(Extracted records)
========

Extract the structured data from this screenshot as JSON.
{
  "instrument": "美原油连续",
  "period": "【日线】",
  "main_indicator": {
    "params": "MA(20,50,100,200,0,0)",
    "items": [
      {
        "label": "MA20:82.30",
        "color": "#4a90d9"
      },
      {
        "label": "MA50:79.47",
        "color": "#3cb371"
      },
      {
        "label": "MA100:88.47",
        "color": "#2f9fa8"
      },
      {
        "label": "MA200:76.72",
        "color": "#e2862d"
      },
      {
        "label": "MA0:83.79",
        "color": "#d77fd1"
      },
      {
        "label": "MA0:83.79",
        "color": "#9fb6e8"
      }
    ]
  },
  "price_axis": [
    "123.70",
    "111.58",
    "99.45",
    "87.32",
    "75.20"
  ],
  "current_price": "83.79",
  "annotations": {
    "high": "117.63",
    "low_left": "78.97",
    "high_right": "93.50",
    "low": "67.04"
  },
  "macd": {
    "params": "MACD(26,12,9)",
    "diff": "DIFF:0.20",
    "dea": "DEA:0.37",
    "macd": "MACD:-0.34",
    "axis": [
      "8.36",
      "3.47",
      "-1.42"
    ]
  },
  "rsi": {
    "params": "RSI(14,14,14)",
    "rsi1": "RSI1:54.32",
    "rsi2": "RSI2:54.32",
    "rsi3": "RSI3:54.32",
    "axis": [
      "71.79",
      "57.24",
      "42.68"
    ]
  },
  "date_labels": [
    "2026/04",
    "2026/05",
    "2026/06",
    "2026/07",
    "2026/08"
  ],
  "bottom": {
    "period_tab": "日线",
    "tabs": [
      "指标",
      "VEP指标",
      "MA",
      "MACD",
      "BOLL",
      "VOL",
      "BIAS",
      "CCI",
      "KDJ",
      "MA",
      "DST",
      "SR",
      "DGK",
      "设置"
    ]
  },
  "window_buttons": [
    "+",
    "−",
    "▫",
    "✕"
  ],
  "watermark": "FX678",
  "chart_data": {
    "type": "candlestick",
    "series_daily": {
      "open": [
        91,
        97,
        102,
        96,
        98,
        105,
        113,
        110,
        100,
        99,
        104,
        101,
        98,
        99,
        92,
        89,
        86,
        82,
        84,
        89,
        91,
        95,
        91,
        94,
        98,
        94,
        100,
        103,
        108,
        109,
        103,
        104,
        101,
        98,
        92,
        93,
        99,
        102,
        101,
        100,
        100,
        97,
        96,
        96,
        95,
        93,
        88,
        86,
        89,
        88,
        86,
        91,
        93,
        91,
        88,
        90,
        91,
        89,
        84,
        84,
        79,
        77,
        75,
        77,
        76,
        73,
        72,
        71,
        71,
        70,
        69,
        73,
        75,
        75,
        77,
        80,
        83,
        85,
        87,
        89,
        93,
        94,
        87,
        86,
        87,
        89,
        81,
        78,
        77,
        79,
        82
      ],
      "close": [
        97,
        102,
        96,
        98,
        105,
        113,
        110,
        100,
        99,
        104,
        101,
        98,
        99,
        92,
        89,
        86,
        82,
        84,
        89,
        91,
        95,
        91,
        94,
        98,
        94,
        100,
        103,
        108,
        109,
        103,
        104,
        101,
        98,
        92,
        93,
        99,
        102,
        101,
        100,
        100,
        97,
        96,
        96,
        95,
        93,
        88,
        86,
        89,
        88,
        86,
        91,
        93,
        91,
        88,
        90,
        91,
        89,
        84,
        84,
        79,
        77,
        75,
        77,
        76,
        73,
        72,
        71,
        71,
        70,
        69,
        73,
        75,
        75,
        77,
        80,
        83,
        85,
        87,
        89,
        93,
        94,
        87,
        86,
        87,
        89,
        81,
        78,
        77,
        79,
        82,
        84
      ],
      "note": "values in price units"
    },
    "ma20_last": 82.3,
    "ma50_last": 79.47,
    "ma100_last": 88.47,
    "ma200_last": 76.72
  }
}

========

■ **What you are asked to do**
Write out the listing once more, matching it exactly.

■ **Right answer**
Extract the structured data from this screenshot as JSON.
{
  "instrument": "美原油连续",
  "period": "【日线】",
  "main_indicator": {
    "params": "MA(20,50,100,200,0,0)",
    "items": [
      {
        "label": "MA20:82.30",
        "color": "#4a90d9"
      },
      {
        "label": "MA50:79.47",
        "color": "#3cb371"
      },
      {
        "label": "MA100:88.47",
        "color": "#2f9fa8"
      },
      {
        "label": "MA200:76.72",
        "color": "#e2862d"
      },
      {
        "label": "MA0:83.79",
        "color": "#d77fd1"
      },
      {
        "label": "MA0:83.79",
        "color": "#9fb6e8"
      }
    ]
  },
  "price_axis": [
    "123.70",
    "111.58",
    "99.45",
    "87.32",
    "75.20"
  ],
  "current_price": "83.79",
  "annotations": {
    "high": "117.63",
    "low_left": "78.97",
    "high_right": "93.50",
    "low": "67.04"
  },
  "macd": {
    "params": "MACD(26,12,9)",
    "diff": "DIFF:0.20",
    "dea": "DEA:0.37",
    "macd": "MACD:-0.34",
    "axis": [
      "8.36",
      "3.47",
      "-1.42"
    ]
  },
  "rsi": {
    "params": "RSI(14,14,14)",
    "rsi1": "RSI1:54.32",
    "rsi2": "RSI2:54.32",
    "rsi3": "RSI3:54.32",
    "axis": [
      "71.79",
      "57.24",
      "42.68"
    ]
  },
  "date_labels": [
    "2026/04",
    "2026/05",
    "2026/06",
    "2026/07",
    "2026/08"
  ],
  "bottom": {
    "period_tab": "日线",
    "tabs": [
      "指标",
      "VEP指标",
      "MA",
      "MACD",
      "BOLL",
      "VOL",
      "BIAS",
      "CCI",
      "KDJ",
      "MA",
      "DST",
      "SR",
      "DGK",
      "设置"
    ]
  },
  "window_buttons": [
    "+",
    "−",
    "▫",
    "✕"
  ],
  "watermark": "FX678",
  "chart_data": {
    "type": "candlestick",
    "series_daily": {
      "open": [
        91,
        97,
        102,
        96,
        98,
        105,
        113,
        110,
        100,
        99,
        104,
        101,
        98,
        99,
        92,
        89,
        86,
        82,
        84,
        89,
        91,
        95,
        91,
        94,
        98,
        94,
        100,
        103,
        108,
        109,
        103,
        104,
        101,
        98,
        92,
        93,
        99,
        102,
        101,
        100,
        100,
        97,
        96,
        96,
        95,
        93,
        88,
        86,
        89,
        88,
        86,
        91,
        93,
        91,
        88,
        90,
        91,
        89,
        84,
        84,
        79,
        77,
        75,
        77,
        76,
        73,
        72,
        71,
        71,
        70,
        69,
        73,
        75,
        75,
        77,
        80,
        83,
        85,
        87,
        89,
        93,
        94,
        87,
        86,
        87,
        89,
        81,
        78,
        77,
        79,
        82
      ],
      "close": [
        97,
        102,
        96,
        98,
        105,
        113,
        110,
        100,
        99,
        104,
        101,
        98,
        99,
        92,
        89,
        86,
        82,
        84,
        89,
        91,
        95,
        91,
        94,
        98,
        94,
        100,
        103,
        108,
        109,
        103,
        104,
        101,
        98,
        92,
        93,
        99,
        102,
        101,
        100,
        100,
        97,
        96,
        96,
        95,
        93,
        88,
        86,
        89,
        88,
        86,
        91,
        93,
        91,
        88,
        90,
        91,
        89,
        84,
        84,
        79,
        77,
        75,
        77,
        76,
        73,
        72,
        71,
        71,
        70,
        69,
        73,
        75,
        75,
        77,
        80,
        83,
        85,
        87,
        89,
        93,
        94,
        87,
        86,
        87,
        89,
        81,
        78,
        77,
        79,
        82,
        84
      ],
      "note": "values in price units"
    },
    "ma20_last": 82.3,
    "ma50_last": 79.47,
    "ma100_last": 88.47,
    "ma200_last": 76.72
  }
}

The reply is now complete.